# Extrait de texte
Ainsi, à Urt, les trois «premiers voisins», à la messe des
obsèques, sont derrière l'autel et, par des actes précis,
participent à la célébration de telle sorte que la messe est
l'occasion d'affirmer et de célébrer le lien de voisinage.
3.
Les autres «lehen auzoak»
Après
avoir creusé la fosse, ils porteront le cercueil et seront, de ce
fait: hilketariak. Il y a plusieurs façons de les introduire dans
cette fonction et lehen
auzoa
joue là un rôle qui peut être délicat. En effet, porter le mort
est un honneur, écarter quelqu'un à cette occasion est un acte
lourd de conséquence.
Voyons
maintenant le rôle des femmes, bien que ce thème ne puisse être
abordé que de façon tout à fait superficielle. En effet, les
femmes sont au cœur
même du rituel, au contact direct de la mort, du mort et des défunts
(des âmes). Certaines disent, de façon
abrupte, que pour la mort, «on n'a besoin ni des hommes, ni des
enfants». Ce que l'ethnographie vérifie largement.
Les
femmes de la maison entourent le mourant, des voisines peuvent les
assister; les hommes auraient l'excuse de devoir travailler aux
champs. Ce sont des femmes que le prêtre rencontre régulièrement
dans les chambres des mourants et avec lesquelles il prie. C'est la
maîtresse de maison qui l'aura accueilli et conduit au près du
moribond. C'est une femme qui, en régle générale, ferme les yeux
d'un mort et fait en sorte que sa bouche reste fermée.
A
partir du moment où la mort a frappé, il y aura toujours des
voisines dans la maison. Les femmes organisent ce temps, sans
manifester ces types de hiérarchie que nous venons de voir chez les
hommes : «on s'arrange entre nous», disent-elles. Voyons quelques
temps fort de leur action.

# Travail à faire
A) Relevez tous les termes basques qui figurent dans l'extrait sur les rites funéraires.
B) Recopiez, s'il vous plaît, le passage de l'extrait sur les rites funéraires qui va de « Ainsi, à Urt, les » jusqu'à « lourd de conséquence. » inclus.
C) Dans l'extrait sur les rites funéraires, combien de « premiers voisins » se tiennent derrière l'autel pendant la messe des obsèques à Urt ?
Les lignes n'ont aucun rapport avec l'extrait.

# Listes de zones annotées
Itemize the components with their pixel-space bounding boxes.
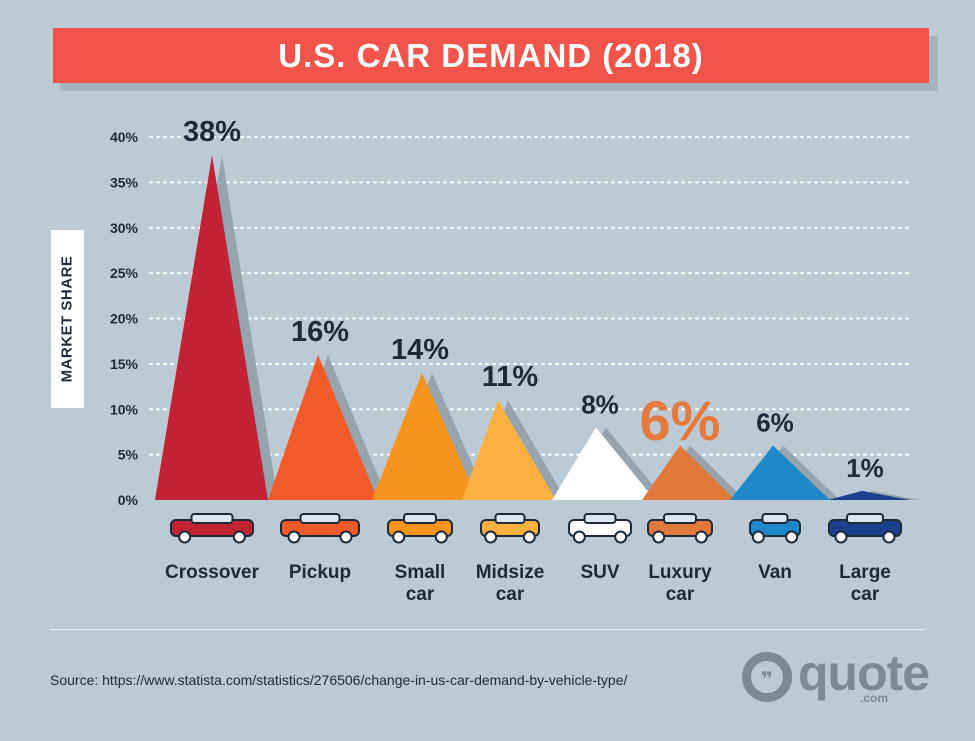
- y-tick-label: 20%: [110, 311, 139, 327]
- logo-suffix: .com: [860, 691, 889, 705]
- data-label: 38%: [183, 116, 241, 148]
- peak-suv: [552, 427, 655, 500]
- x-category-label: SUV: [580, 562, 619, 583]
- suv-sports-car-icon: [568, 513, 632, 544]
- pickup-truck-icon: [280, 513, 360, 544]
- peak-crossover: [155, 155, 268, 500]
- van-icon: [749, 513, 801, 544]
- chart-title: U.S. CAR DEMAND (2018): [53, 28, 929, 83]
- y-tick-label: 25%: [110, 265, 139, 281]
- y-axis-label: MARKET SHARE: [58, 255, 76, 383]
- x-category-label: Crossover: [165, 562, 260, 583]
- x-category-label: Midsize: [476, 562, 545, 583]
- data-label: 6%: [756, 408, 794, 438]
- quote-bubble-icon: ❞: [742, 652, 792, 702]
- y-tick-label: 10%: [110, 401, 139, 417]
- peak-van: [730, 445, 830, 500]
- y-tick-label: 35%: [110, 174, 139, 190]
- data-label: 16%: [291, 316, 349, 348]
- peak-small-car: [372, 372, 478, 500]
- quote-logo: ❞ quote .com: [742, 645, 932, 706]
- x-category-label: Small: [395, 562, 446, 583]
- data-label: 6%: [640, 389, 721, 452]
- peak-pickup: [268, 354, 378, 500]
- x-category-label: Large: [839, 562, 891, 583]
- x-category-label: car: [851, 584, 880, 605]
- large-car-limo-icon: [828, 513, 902, 544]
- x-category-label: Luxury: [648, 562, 712, 583]
- y-tick-label: 40%: [110, 129, 139, 145]
- x-category-label: Pickup: [289, 562, 351, 583]
- peak-midsize-car: [462, 400, 556, 500]
- luxury-car-icon: [647, 513, 713, 544]
- data-label: 1%: [846, 453, 884, 483]
- data-label: 11%: [482, 361, 539, 393]
- crossover-car-icon: [170, 513, 254, 544]
- y-axis-label-box: [51, 230, 84, 408]
- peak-luxury-car: [642, 445, 735, 500]
- source-citation: Source: https://www.statista.com/statist…: [50, 672, 628, 688]
- midsize-car-icon: [480, 513, 540, 544]
- x-category-label: car: [406, 584, 435, 605]
- y-tick-label: 30%: [110, 220, 139, 236]
- footer-divider: [50, 629, 924, 630]
- data-label: 8%: [581, 389, 619, 419]
- data-label: 14%: [391, 334, 449, 366]
- logo-word: quote: [798, 645, 930, 701]
- peak-large-car: [828, 490, 910, 500]
- x-category-label: car: [496, 584, 525, 605]
- x-category-label: car: [666, 584, 695, 605]
- small-car-icon: [387, 513, 453, 544]
- x-category-label: Van: [758, 562, 792, 583]
- y-tick-label: 5%: [118, 447, 139, 463]
- y-tick-label: 0%: [118, 492, 139, 508]
- y-tick-label: 15%: [110, 356, 139, 372]
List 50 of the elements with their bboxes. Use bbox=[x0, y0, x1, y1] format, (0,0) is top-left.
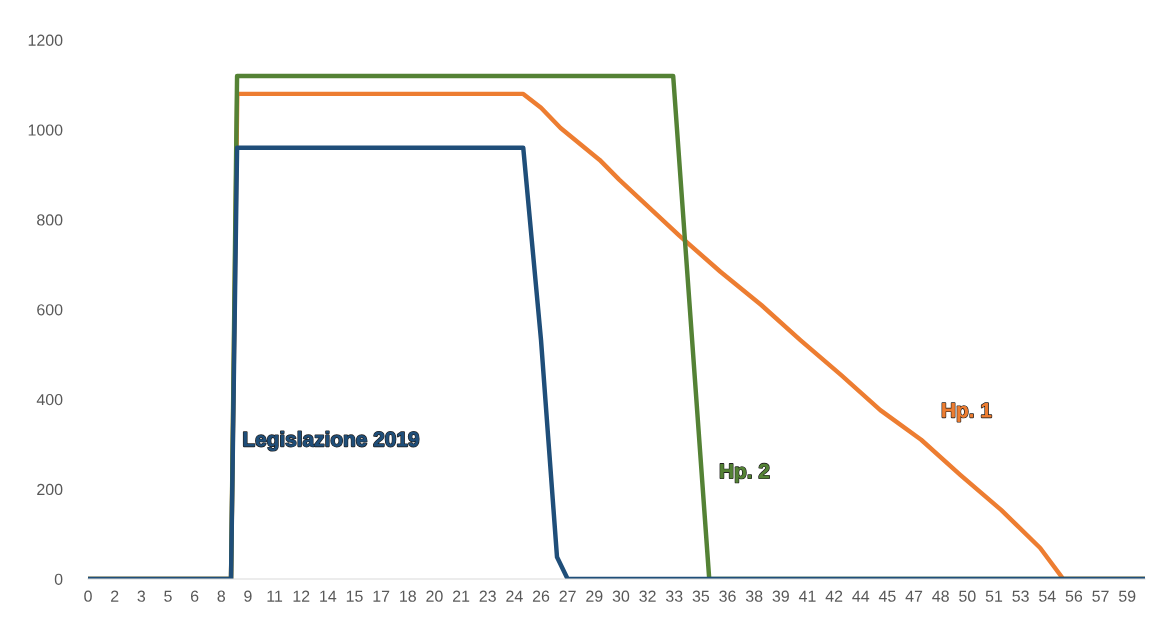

# Corrigé
A) lehen auzoak, hilketariak, lehen auzoa

B)
Ainsi, à Urt, les trois «premiers voisins», à la messe des
obsèques, sont derrière l'autel et, par des actes précis,
participent à la célébration de telle sorte que la messe est
l'occasion d'affirmer et de célébrer le lien de voisinage.
3.
Les autres «lehen auzoak»
Après
avoir creusé la fosse, ils porteront le cercueil et seront, de ce
fait: hilketariak. Il y a plusieurs façons de les introduire dans
cette fonction et lehen
auzoa
joue là un rôle qui peut être délicat. En effet, porter le mort
est un honneur, écarter quelqu'un à cette occasion est un acte
lourd de conséquence.

C) Trois.